Task requirements: Isolate every line in the data with the string "成都布得宝电动窗饰" and copy it.

Dataset records:

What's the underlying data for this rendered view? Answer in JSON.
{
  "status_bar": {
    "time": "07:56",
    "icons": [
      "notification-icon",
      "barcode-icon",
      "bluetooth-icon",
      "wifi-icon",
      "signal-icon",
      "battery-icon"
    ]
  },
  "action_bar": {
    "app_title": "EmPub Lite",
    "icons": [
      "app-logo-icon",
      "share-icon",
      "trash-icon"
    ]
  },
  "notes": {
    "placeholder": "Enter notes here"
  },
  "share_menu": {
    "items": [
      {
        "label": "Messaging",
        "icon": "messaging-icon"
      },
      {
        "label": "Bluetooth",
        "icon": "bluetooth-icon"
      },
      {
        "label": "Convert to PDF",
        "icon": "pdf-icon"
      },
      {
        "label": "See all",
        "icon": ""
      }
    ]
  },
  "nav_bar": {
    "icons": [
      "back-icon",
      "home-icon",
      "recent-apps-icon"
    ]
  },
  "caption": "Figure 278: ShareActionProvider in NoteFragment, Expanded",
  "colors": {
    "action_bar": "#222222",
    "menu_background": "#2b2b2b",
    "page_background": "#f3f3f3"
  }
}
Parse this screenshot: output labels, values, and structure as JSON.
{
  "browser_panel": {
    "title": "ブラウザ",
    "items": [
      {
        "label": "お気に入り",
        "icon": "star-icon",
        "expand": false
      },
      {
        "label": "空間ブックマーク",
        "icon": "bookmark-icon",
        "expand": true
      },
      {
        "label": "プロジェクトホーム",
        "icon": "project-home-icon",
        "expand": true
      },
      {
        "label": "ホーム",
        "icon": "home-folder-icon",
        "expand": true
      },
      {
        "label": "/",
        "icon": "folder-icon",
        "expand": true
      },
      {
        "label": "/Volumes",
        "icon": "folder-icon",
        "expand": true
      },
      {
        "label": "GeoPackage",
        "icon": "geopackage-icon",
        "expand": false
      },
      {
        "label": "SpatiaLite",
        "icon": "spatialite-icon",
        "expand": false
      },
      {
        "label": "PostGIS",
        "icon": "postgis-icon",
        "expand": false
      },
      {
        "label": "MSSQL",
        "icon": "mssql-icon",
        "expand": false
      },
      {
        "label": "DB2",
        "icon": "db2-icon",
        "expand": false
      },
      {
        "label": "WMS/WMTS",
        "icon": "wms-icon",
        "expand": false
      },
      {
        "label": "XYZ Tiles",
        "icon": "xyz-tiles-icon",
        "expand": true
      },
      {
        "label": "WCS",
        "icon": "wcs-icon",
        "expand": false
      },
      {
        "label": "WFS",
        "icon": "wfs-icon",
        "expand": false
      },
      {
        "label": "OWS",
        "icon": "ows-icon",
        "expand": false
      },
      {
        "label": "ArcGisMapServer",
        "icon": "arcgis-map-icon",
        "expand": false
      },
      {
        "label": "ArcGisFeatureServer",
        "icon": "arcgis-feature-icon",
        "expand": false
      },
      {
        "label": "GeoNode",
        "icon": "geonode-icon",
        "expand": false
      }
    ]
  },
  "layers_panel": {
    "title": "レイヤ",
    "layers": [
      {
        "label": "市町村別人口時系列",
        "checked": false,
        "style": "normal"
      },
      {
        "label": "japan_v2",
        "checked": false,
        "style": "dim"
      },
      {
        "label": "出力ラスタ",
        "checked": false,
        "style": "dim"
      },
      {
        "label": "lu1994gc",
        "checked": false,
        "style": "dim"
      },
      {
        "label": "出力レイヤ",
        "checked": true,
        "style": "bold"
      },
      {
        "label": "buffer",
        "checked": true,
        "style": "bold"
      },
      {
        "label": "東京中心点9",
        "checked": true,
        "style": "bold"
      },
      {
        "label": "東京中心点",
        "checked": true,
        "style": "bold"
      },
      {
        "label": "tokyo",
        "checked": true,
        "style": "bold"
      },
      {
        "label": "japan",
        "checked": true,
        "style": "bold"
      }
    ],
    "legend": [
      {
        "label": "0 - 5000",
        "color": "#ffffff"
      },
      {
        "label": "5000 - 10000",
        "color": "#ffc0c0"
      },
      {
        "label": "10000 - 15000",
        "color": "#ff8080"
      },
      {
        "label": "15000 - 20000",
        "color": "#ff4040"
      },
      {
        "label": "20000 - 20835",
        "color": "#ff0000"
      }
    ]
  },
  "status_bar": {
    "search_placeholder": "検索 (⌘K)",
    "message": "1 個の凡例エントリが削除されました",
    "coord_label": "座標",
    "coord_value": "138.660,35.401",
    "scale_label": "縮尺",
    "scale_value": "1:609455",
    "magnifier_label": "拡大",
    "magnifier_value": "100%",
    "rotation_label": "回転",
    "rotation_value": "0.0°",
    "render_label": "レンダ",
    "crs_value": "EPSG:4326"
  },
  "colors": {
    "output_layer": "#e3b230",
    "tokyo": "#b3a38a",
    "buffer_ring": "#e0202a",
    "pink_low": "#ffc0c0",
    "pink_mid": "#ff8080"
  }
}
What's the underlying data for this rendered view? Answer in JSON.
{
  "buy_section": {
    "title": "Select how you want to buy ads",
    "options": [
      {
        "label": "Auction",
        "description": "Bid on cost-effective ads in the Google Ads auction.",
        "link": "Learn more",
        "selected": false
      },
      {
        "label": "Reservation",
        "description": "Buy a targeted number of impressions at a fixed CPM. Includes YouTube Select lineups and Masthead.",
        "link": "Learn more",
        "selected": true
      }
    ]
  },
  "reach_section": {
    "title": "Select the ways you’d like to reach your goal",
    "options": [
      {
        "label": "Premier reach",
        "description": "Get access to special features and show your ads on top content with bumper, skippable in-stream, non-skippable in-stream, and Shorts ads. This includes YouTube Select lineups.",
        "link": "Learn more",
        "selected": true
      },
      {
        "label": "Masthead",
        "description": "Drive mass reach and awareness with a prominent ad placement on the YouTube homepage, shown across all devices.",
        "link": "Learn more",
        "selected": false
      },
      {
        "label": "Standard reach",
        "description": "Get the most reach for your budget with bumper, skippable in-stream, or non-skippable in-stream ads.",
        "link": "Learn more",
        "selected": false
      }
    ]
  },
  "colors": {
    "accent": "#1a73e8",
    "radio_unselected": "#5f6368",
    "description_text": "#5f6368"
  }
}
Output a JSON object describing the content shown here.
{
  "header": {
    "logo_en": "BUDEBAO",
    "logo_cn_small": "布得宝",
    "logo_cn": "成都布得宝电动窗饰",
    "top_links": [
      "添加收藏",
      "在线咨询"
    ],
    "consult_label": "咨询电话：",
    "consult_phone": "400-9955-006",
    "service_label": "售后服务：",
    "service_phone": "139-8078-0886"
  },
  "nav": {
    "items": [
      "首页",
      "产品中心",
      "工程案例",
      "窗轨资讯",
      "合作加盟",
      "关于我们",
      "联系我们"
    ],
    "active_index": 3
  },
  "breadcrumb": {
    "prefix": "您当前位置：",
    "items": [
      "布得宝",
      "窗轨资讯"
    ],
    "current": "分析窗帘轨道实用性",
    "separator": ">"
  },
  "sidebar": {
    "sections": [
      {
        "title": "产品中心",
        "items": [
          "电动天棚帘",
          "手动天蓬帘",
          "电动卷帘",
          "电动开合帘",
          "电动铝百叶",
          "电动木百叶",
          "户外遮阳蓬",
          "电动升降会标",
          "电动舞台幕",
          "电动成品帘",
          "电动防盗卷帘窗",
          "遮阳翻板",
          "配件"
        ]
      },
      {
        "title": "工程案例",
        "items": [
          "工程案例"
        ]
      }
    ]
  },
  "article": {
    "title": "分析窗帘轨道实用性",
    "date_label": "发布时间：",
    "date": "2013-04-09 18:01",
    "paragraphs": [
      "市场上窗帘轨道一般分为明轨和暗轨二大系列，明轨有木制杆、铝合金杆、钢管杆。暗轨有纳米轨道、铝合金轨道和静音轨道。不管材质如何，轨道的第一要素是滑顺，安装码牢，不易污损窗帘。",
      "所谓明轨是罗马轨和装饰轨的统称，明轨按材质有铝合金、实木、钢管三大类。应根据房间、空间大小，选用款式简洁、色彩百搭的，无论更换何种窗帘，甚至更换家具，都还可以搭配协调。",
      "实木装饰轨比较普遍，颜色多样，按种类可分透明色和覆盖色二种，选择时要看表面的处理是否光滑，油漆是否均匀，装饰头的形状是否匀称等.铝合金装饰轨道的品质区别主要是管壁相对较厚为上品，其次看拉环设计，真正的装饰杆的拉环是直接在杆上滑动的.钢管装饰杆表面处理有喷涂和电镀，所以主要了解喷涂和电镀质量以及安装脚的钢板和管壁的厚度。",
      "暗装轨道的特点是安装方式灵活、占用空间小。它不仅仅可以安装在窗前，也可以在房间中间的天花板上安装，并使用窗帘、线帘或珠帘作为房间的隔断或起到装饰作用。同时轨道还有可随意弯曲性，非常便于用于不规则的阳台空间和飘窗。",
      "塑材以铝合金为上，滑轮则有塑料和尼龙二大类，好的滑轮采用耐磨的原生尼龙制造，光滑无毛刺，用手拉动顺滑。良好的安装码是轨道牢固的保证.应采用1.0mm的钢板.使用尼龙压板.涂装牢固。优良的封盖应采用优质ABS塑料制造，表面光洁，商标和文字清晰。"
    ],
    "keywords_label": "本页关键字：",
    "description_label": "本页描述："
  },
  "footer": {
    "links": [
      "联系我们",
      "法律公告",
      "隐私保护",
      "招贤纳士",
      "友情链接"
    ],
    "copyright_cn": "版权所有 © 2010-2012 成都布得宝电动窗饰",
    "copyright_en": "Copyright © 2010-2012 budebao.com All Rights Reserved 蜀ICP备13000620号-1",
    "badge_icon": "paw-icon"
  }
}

Result for this task:
    "logo_cn": "成都布得宝电动窗饰",
    "copyright_cn": "版权所有 © 2010-2012 成都布得宝电动窗饰",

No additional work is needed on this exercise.